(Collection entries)

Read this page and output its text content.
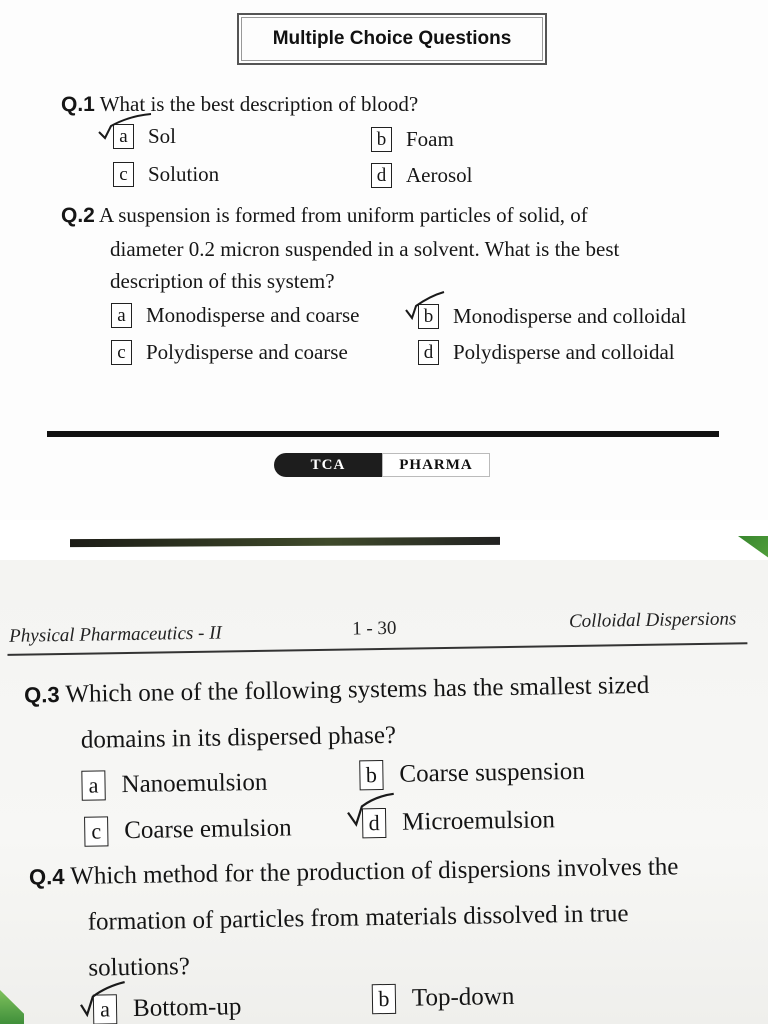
Multiple Choice Questions
Q.1 What is the best description of blood?
a Sol	b Foam
c Solution	d Aerosol
Q.2 A suspension is formed from uniform particles of solid, of
diameter 0.2 micron suspended in a solvent. What is the best
description of this system?
a Monodisperse and coarse	b Monodisperse and colloidal
c Polydisperse and coarse	d Polydisperse and colloidal
TCA	PHARMA
Physical Pharmaceutics - II	1 - 30	Colloidal Dispersions
Q.3 Which one of the following systems has the smallest sized
domains in its dispersed phase?
a Nanoemulsion	b Coarse suspension
c Coarse emulsion	d Microemulsion
Q.4 Which method for the production of dispersions involves the
formation of particles from materials dissolved in true
solutions?
a Bottom-up	b Top-down
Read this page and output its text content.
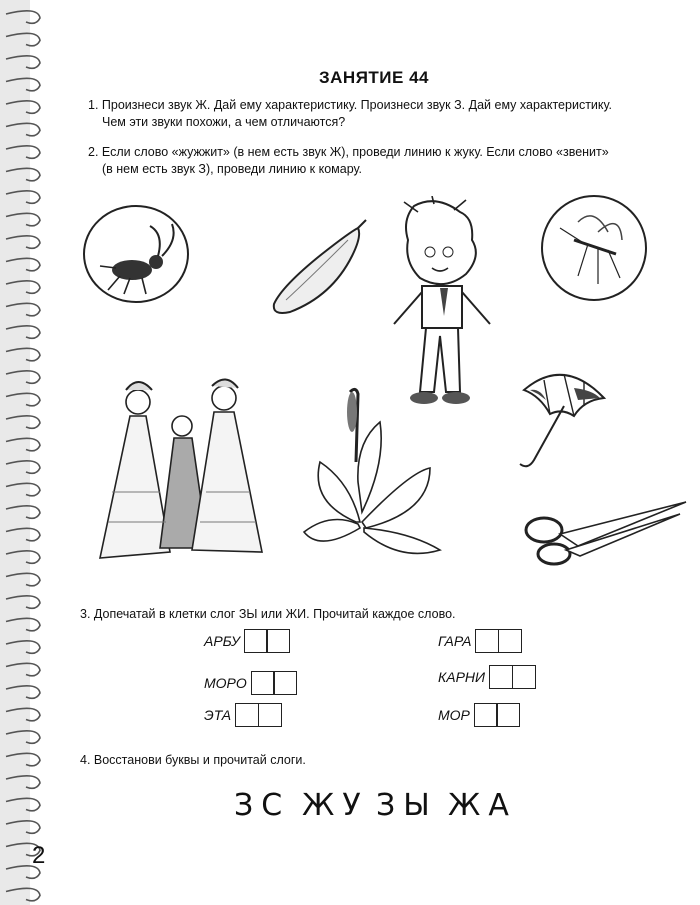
ЗАНЯТИЕ 44
1. Произнеси звук Ж. Дай ему характеристику. Произнеси звук З. Дай ему характеристику.
Чем эти звуки похожи, а чем отличаются?
2. Если слово «жужжит» (в нем есть звук Ж), проведи линию к жуку. Если слово «звенит»
(в нем есть звук З), проведи линию к комару.
3. Допечатай в клетки слог ЗЫ или ЖИ. Прочитай каждое слово.
АРБУ
МОРО
ЭТА
ГАРА
КАРНИ
МОР
4. Восстанови буквы и прочитай слоги.
ЗС ЖУ ЗЫ ЖА
2
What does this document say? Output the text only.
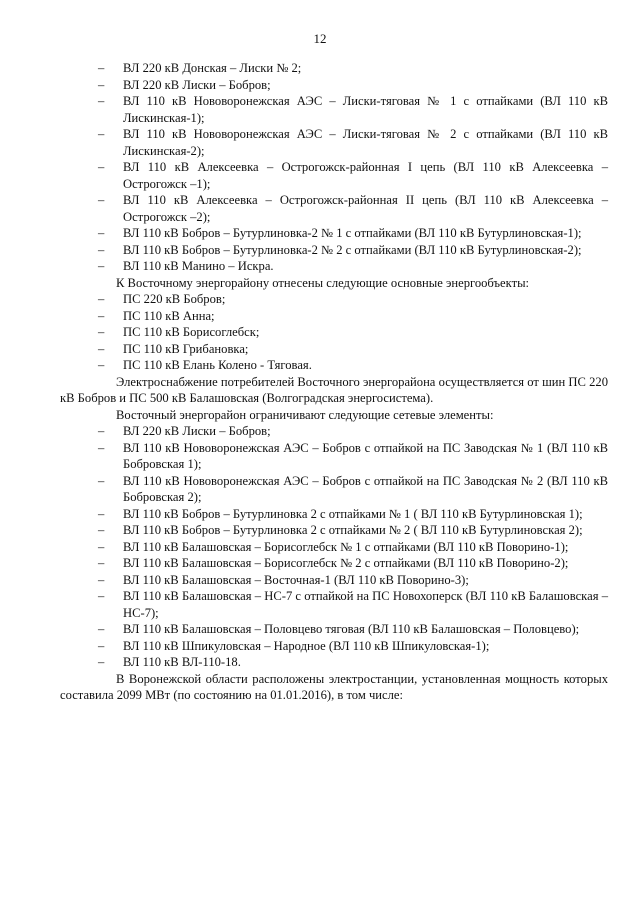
12
–	ВЛ 220 кВ Донская – Лиски № 2;
–	ВЛ 220 кВ Лиски – Бобров;
–	ВЛ 110 кВ Нововоронежская АЭС – Лиски-тяговая № 1 с отпайками (ВЛ 110 кВ Лискинская-1);
–	ВЛ 110 кВ Нововоронежская АЭС – Лиски-тяговая № 2 с отпайками (ВЛ 110 кВ Лискинская-2);
–	ВЛ 110 кВ Алексеевка – Острогожск-районная I цепь (ВЛ 110 кВ Алексеевка – Острогожск –1);
–	ВЛ 110 кВ Алексеевка – Острогожск-районная II цепь (ВЛ 110 кВ Алексеевка – Острогожск –2);
–	ВЛ 110 кВ Бобров – Бутурлиновка-2 № 1 с отпайками (ВЛ 110 кВ Бутурлиновская-1);
–	ВЛ 110 кВ Бобров – Бутурлиновка-2 № 2 с отпайками (ВЛ 110 кВ Бутурлиновская-2);
–	ВЛ 110 кВ Манино – Искра.

К Восточному энергорайону отнесены следующие основные энергообъекты:

–	ПС 220 кВ Бобров;
–	ПС 110 кВ Анна;
–	ПС 110 кВ Борисоглебск;
–	ПС 110 кВ Грибановка;
–	ПС 110 кВ Елань Колено - Тяговая.

Электроснабжение потребителей Восточного энергорайона осуществляется от шин ПС 220 кВ Бобров и ПС 500 кВ Балашовская (Волгоградская энергосистема).

Восточный энергорайон ограничивают следующие сетевые элементы:

–	ВЛ 220 кВ Лиски – Бобров;
–	ВЛ 110 кВ Нововоронежская АЭС – Бобров с отпайкой на ПС Заводская № 1 (ВЛ 110 кВ Бобровская 1);
–	ВЛ 110 кВ Нововоронежская АЭС – Бобров с отпайкой на ПС Заводская № 2 (ВЛ 110 кВ Бобровская 2);
–	ВЛ 110 кВ Бобров – Бутурлиновка 2 с отпайками № 1 ( ВЛ 110 кВ Бутурлиновская 1);
–	ВЛ 110 кВ Бобров – Бутурлиновка 2 с отпайками № 2 ( ВЛ 110 кВ Бутурлиновская 2);
–	ВЛ 110 кВ Балашовская – Борисоглебск № 1 с отпайками (ВЛ 110 кВ Поворино-1);
–	ВЛ 110 кВ Балашовская – Борисоглебск № 2 с отпайками (ВЛ 110 кВ Поворино-2);
–	ВЛ 110 кВ Балашовская – Восточная-1 (ВЛ 110 кВ Поворино-3);
–	ВЛ 110 кВ Балашовская – НС-7 с отпайкой на ПС Новохоперск (ВЛ 110 кВ Балашовская – НС-7);
–	ВЛ 110 кВ Балашовская – Половцево тяговая (ВЛ 110 кВ Балашовская – Половцево);
–	ВЛ 110 кВ Шпикуловская – Народное (ВЛ 110 кВ Шпикуловская-1);
–	ВЛ 110 кВ ВЛ-110-18.

В Воронежской области расположены электростанции, установленная мощность которых составила 2099 МВт (по состоянию на 01.01.2016), в том числе:
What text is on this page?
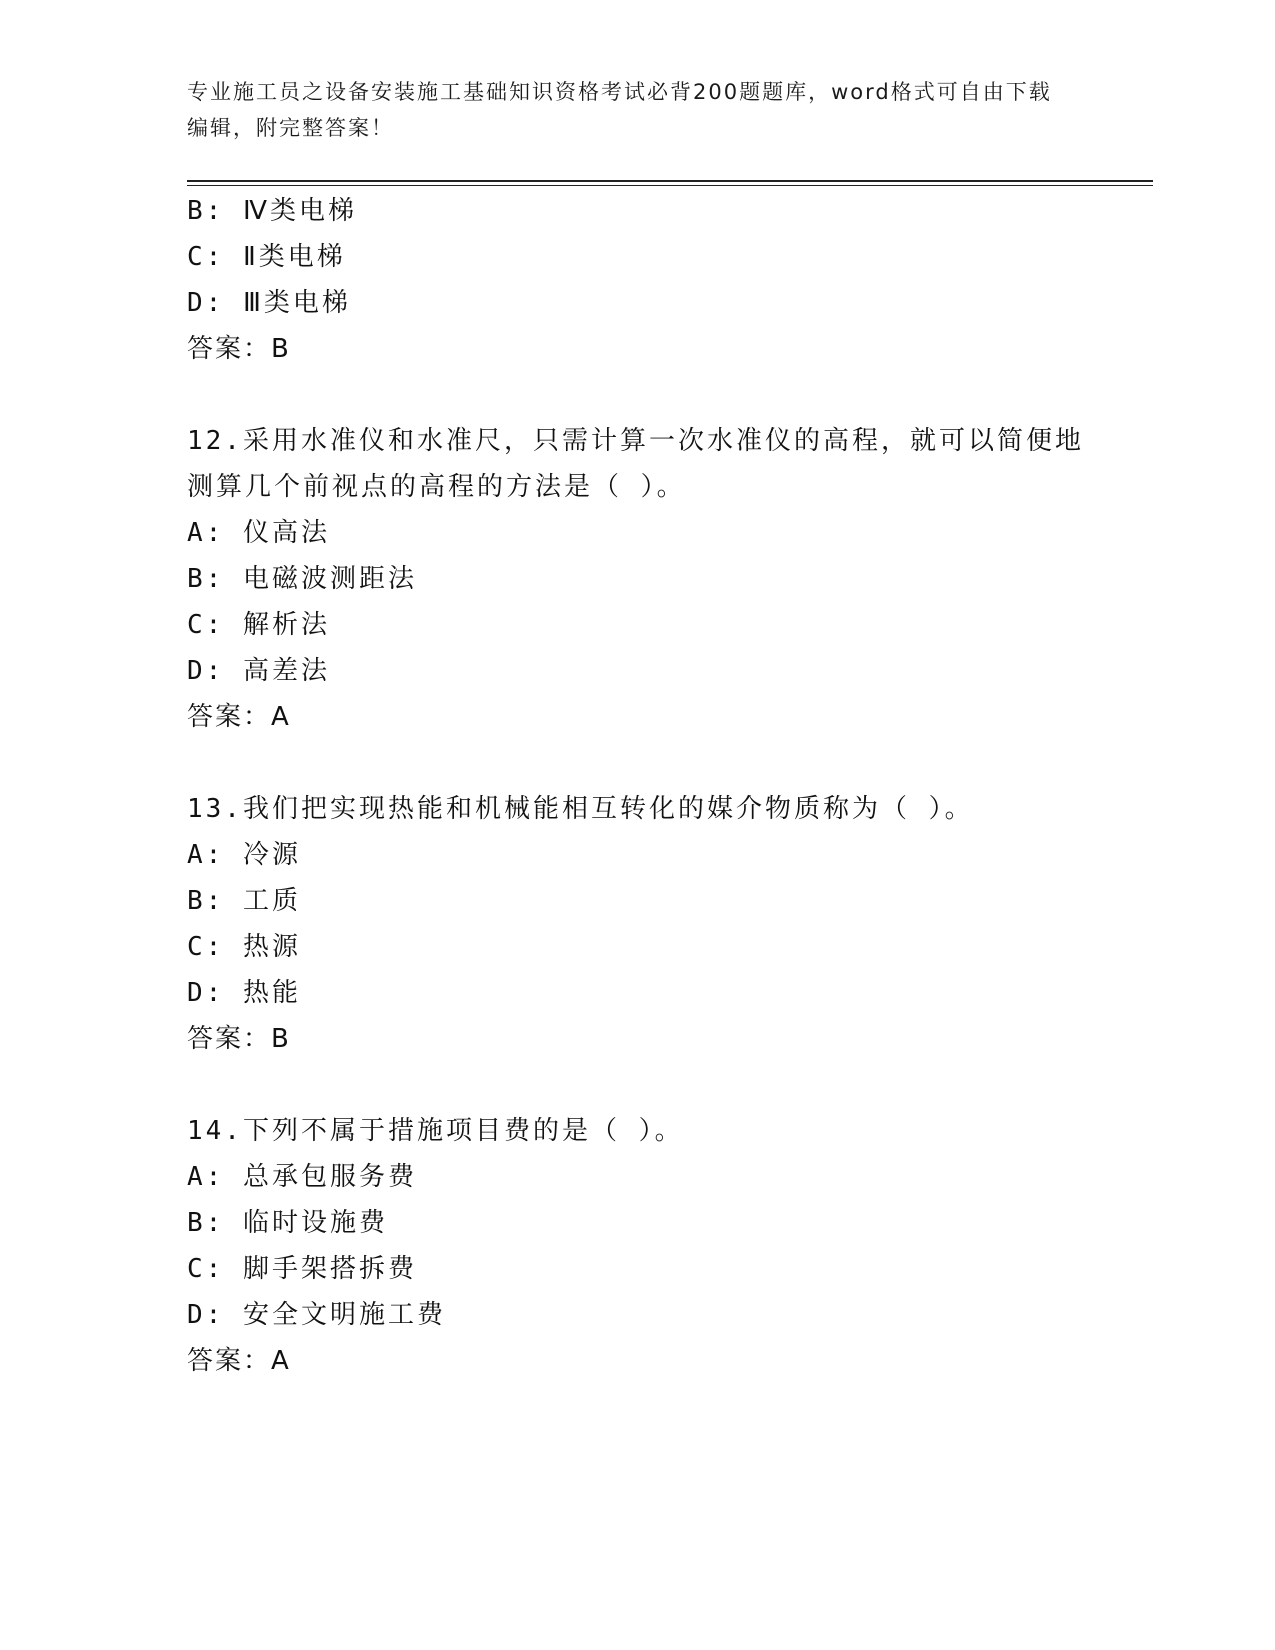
专业施工员之设备安装施工基础知识资格考试必背200题题库，word格式可自由下载编辑，附完整答案！
B: Ⅳ类电梯
C: Ⅱ类电梯
D: Ⅲ类电梯
答案：B
12.采用水准仪和水准尺，只需计算一次水准仪的高程，就可以简便地测算几个前视点的高程的方法是（ ）。
A: 仪高法
B: 电磁波测距法
C: 解析法
D: 高差法
答案：A
13.我们把实现热能和机械能相互转化的媒介物质称为（ ）。
A: 冷源
B: 工质
C: 热源
D: 热能
答案：B
14.下列不属于措施项目费的是（ ）。
A: 总承包服务费
B: 临时设施费
C: 脚手架搭拆费
D: 安全文明施工费
答案：A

What needs to be done: Set down every entry word for word, but omit the pictures.

Solution for this problem:
Read this page and output its text content.
Multiple Choice Questions
Q.1 What is the best description of blood?
a Sol	b Foam
c Solution	d Aerosol
Q.2 A suspension is formed from uniform particles of solid, of
diameter 0.2 micron suspended in a solvent. What is the best
description of this system?
a Monodisperse and coarse	b Monodisperse and colloidal
c Polydisperse and coarse	d Polydisperse and colloidal
TCA	PHARMA
Physical Pharmaceutics - II	1 - 30	Colloidal Dispersions
Q.3 Which one of the following systems has the smallest sized
domains in its dispersed phase?
a Nanoemulsion	b Coarse suspension
c Coarse emulsion	d Microemulsion
Q.4 Which method for the production of dispersions involves the
formation of particles from materials dissolved in true
solutions?
a Bottom-up	b Top-down
Read this page and output its text content.
ЗАНЯТИЕ 44
1. Произнеси звук Ж. Дай ему характеристику. Произнеси звук З. Дай ему характеристику.
Чем эти звуки похожи, а чем отличаются?
2. Если слово «жужжит» (в нем есть звук Ж), проведи линию к жуку. Если слово «звенит»
(в нем есть звук З), проведи линию к комару.
3. Допечатай в клетки слог ЗЫ или ЖИ. Прочитай каждое слово.
АРБУ
МОРО
ЭТА
ГАРА
КАРНИ
МОР
4. Восстанови буквы и прочитай слоги.
ЗС ЖУ ЗЫ ЖА
2
What does this document say? Output the text only.
12
–	ВЛ 220 кВ Донская – Лиски № 2;
–	ВЛ 220 кВ Лиски – Бобров;
–	ВЛ 110 кВ Нововоронежская АЭС – Лиски-тяговая № 1 с отпайками (ВЛ 110 кВ Лискинская-1);
–	ВЛ 110 кВ Нововоронежская АЭС – Лиски-тяговая № 2 с отпайками (ВЛ 110 кВ Лискинская-2);
–	ВЛ 110 кВ Алексеевка – Острогожск-районная I цепь (ВЛ 110 кВ Алексеевка – Острогожск –1);
–	ВЛ 110 кВ Алексеевка – Острогожск-районная II цепь (ВЛ 110 кВ Алексеевка – Острогожск –2);
–	ВЛ 110 кВ Бобров – Бутурлиновка-2 № 1 с отпайками (ВЛ 110 кВ Бутурлиновская-1);
–	ВЛ 110 кВ Бобров – Бутурлиновка-2 № 2 с отпайками (ВЛ 110 кВ Бутурлиновская-2);
–	ВЛ 110 кВ Манино – Искра.

К Восточному энергорайону отнесены следующие основные энергообъекты:

–	ПС 220 кВ Бобров;
–	ПС 110 кВ Анна;
–	ПС 110 кВ Борисоглебск;
–	ПС 110 кВ Грибановка;
–	ПС 110 кВ Елань Колено - Тяговая.

Электроснабжение потребителей Восточного энергорайона осуществляется от шин ПС 220 кВ Бобров и ПС 500 кВ Балашовская (Волгоградская энергосистема).

Восточный энергорайон ограничивают следующие сетевые элементы:

–	ВЛ 220 кВ Лиски – Бобров;
–	ВЛ 110 кВ Нововоронежская АЭС – Бобров с отпайкой на ПС Заводская № 1 (ВЛ 110 кВ Бобровская 1);
–	ВЛ 110 кВ Нововоронежская АЭС – Бобров с отпайкой на ПС Заводская № 2 (ВЛ 110 кВ Бобровская 2);
–	ВЛ 110 кВ Бобров – Бутурлиновка 2 с отпайками № 1 ( ВЛ 110 кВ Бутурлиновская 1);
–	ВЛ 110 кВ Бобров – Бутурлиновка 2 с отпайками № 2 ( ВЛ 110 кВ Бутурлиновская 2);
–	ВЛ 110 кВ Балашовская – Борисоглебск № 1 с отпайками (ВЛ 110 кВ Поворино-1);
–	ВЛ 110 кВ Балашовская – Борисоглебск № 2 с отпайками (ВЛ 110 кВ Поворино-2);
–	ВЛ 110 кВ Балашовская – Восточная-1 (ВЛ 110 кВ Поворино-3);
–	ВЛ 110 кВ Балашовская – НС-7 с отпайкой на ПС Новохоперск (ВЛ 110 кВ Балашовская – НС-7);
–	ВЛ 110 кВ Балашовская – Половцево тяговая (ВЛ 110 кВ Балашовская – Половцево);
–	ВЛ 110 кВ Шпикуловская – Народное (ВЛ 110 кВ Шпикуловская-1);
–	ВЛ 110 кВ ВЛ-110-18.

В Воронежской области расположены электростанции, установленная мощность которых составила 2099 МВт (по состоянию на 01.01.2016), в том числе:
What text is on this page?
专业施工员之设备安装施工基础知识资格考试必背200题题库，word格式可自由下载编辑，附完整答案！
B: Ⅳ类电梯
C: Ⅱ类电梯
D: Ⅲ类电梯
答案：B
12.采用水准仪和水准尺，只需计算一次水准仪的高程，就可以简便地测算几个前视点的高程的方法是（ ）。
A: 仪高法
B: 电磁波测距法
C: 解析法
D: 高差法
答案：A
13.我们把实现热能和机械能相互转化的媒介物质称为（ ）。
A: 冷源
B: 工质
C: 热源
D: 热能
答案：B
14.下列不属于措施项目费的是（ ）。
A: 总承包服务费
B: 临时设施费
C: 脚手架搭拆费
D: 安全文明施工费
答案：A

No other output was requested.